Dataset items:
::::::::
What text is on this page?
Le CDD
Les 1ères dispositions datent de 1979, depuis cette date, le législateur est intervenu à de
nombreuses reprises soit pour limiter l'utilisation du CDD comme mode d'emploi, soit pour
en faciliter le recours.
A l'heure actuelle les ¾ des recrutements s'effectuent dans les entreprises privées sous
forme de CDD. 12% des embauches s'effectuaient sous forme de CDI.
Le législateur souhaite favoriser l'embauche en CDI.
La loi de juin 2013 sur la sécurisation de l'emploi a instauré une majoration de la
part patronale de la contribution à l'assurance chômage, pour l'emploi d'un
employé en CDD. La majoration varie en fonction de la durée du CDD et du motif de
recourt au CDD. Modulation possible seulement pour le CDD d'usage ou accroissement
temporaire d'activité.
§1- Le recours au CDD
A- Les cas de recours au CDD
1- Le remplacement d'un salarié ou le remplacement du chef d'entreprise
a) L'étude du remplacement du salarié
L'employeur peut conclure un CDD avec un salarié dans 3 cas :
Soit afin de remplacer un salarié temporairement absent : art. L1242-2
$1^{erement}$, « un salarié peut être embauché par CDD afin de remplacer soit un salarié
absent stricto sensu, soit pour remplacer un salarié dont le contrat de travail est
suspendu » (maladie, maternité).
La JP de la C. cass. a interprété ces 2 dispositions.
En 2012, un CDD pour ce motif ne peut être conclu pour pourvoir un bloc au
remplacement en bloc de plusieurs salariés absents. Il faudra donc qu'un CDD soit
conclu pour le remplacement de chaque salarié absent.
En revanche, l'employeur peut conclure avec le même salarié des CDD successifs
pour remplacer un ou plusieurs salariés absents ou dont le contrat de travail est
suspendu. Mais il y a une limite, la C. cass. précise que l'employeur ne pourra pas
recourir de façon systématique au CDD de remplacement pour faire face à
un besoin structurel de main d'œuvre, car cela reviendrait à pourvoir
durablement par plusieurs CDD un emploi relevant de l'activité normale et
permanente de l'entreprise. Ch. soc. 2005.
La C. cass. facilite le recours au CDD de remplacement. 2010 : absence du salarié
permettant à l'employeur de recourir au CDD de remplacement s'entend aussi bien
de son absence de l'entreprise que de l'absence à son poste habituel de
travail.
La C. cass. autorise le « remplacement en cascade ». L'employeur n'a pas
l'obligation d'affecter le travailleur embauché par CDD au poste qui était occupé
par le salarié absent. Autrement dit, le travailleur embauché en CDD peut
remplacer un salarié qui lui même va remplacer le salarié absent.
::::::::
Pick out all lines containing the string "dont".

FULL RESPONSE:
absent stricto sensu, soit pour remplacer un salarié dont le contrat de travail est
pour remplacer un ou plusieurs salariés absents ou dont le contrat de travail est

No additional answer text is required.